# RECORDS TO PROCESS:
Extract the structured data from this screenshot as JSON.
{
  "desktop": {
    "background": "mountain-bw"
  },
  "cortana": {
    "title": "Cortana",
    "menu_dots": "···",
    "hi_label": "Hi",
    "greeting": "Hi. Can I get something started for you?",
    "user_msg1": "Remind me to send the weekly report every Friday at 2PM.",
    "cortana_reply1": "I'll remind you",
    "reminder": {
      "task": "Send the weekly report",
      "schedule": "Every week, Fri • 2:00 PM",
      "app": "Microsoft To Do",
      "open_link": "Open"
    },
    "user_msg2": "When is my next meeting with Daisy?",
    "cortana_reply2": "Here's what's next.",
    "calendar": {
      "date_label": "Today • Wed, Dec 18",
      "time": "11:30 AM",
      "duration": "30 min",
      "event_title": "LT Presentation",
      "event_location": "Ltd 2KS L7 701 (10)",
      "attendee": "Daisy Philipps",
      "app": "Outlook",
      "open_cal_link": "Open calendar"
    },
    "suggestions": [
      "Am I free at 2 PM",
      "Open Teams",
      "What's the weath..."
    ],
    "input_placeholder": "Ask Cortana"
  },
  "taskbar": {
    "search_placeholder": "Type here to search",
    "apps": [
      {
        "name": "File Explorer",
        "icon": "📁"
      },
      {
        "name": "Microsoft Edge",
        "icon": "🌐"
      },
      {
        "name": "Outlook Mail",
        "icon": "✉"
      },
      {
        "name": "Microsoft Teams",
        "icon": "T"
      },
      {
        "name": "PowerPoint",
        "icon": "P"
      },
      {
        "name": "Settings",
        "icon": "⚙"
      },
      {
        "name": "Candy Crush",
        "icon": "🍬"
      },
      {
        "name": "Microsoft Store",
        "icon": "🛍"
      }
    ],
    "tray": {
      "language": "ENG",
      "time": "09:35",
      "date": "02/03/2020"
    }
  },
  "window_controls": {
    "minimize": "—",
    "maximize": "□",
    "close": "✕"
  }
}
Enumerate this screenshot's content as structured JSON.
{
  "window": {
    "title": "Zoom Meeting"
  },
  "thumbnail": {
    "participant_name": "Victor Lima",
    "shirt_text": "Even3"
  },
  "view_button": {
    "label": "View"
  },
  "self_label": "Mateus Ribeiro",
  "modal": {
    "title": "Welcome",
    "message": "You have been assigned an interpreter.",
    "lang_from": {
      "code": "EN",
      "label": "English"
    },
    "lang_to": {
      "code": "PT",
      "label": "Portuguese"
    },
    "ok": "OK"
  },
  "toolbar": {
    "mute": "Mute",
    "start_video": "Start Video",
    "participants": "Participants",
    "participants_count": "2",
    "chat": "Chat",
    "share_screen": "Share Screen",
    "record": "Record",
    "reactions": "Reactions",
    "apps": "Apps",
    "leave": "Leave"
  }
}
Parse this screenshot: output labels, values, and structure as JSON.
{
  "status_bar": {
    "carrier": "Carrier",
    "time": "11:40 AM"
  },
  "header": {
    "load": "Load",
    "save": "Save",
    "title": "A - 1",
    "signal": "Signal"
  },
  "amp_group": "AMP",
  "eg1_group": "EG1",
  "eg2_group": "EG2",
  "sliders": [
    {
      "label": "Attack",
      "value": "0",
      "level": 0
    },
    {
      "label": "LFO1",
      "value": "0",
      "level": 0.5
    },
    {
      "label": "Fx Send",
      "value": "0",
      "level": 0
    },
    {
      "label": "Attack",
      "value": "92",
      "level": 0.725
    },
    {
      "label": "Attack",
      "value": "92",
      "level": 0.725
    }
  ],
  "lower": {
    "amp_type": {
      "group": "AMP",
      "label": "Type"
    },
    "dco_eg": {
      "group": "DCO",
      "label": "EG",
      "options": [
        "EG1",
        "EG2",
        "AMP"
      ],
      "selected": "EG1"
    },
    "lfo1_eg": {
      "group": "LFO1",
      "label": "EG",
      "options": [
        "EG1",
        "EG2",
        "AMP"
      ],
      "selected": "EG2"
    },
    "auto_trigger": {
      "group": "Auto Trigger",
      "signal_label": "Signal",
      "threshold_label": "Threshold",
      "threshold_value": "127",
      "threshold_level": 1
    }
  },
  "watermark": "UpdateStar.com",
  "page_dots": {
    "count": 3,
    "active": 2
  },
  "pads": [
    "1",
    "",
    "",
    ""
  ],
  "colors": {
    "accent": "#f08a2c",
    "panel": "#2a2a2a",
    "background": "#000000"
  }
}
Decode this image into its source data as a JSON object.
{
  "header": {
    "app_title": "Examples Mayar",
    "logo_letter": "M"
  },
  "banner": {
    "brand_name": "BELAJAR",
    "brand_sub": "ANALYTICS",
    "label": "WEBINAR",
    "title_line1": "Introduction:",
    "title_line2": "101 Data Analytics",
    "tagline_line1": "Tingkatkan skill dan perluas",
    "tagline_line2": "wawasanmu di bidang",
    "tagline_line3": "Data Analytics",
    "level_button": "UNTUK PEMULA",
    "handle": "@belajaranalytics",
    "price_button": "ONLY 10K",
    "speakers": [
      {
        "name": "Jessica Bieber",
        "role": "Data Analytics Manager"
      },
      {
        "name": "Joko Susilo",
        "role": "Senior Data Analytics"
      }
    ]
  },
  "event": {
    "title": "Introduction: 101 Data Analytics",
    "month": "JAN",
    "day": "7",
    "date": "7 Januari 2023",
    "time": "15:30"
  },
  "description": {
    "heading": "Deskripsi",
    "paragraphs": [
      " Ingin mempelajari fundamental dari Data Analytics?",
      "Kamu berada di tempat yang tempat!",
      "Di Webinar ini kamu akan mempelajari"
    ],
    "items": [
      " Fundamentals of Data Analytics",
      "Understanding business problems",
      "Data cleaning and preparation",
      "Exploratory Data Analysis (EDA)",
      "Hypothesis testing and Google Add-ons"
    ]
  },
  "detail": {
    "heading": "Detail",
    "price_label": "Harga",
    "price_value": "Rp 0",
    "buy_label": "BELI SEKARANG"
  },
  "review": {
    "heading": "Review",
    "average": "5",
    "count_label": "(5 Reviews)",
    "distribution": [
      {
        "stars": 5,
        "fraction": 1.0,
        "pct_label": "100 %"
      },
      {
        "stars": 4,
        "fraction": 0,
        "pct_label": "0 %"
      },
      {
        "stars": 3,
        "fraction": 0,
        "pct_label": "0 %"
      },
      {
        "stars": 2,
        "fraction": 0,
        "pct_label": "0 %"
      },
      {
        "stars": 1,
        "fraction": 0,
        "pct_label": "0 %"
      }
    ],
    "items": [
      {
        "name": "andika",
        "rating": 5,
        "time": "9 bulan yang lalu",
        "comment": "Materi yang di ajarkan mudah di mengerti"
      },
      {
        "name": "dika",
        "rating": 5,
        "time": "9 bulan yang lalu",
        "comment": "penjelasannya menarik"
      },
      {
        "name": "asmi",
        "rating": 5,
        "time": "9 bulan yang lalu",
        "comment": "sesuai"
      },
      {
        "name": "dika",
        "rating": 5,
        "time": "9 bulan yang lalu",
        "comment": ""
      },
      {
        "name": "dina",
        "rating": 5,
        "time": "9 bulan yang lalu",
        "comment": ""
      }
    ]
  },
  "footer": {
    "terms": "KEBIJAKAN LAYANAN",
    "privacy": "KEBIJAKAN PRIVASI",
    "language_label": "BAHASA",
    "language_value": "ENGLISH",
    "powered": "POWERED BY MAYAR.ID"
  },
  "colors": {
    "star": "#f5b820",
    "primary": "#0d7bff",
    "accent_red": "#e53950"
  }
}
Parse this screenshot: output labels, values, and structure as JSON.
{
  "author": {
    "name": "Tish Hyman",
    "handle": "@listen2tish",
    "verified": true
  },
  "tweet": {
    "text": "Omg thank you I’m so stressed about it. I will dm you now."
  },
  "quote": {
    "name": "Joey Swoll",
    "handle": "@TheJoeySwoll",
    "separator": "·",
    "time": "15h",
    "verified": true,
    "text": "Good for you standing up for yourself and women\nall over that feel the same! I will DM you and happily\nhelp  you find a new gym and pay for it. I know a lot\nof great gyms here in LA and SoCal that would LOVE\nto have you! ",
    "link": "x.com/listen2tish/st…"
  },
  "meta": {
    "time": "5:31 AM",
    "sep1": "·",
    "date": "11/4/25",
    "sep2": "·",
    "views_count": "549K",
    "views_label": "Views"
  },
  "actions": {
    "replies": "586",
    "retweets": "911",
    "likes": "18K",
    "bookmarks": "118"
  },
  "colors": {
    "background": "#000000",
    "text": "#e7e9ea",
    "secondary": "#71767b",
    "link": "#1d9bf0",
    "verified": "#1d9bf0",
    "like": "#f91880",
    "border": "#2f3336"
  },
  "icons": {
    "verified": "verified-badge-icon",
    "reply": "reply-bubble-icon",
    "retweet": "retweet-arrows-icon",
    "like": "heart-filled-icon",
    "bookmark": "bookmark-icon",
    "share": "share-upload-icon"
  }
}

# TASK DIRECTIONS:
Identify all lines in the records above with the word "will".

# SOLVED PROBLEM:
    "text": "Omg thank you I’m so stressed about it. I will dm you now."
    "text": "Good for you standing up for yourself and women\nall over that feel the same! I will DM you and happily\nhelp  you find a new gym and pay for it. I know a lot\nof great gyms here in LA and SoCal that would LOVE\nto have you! ",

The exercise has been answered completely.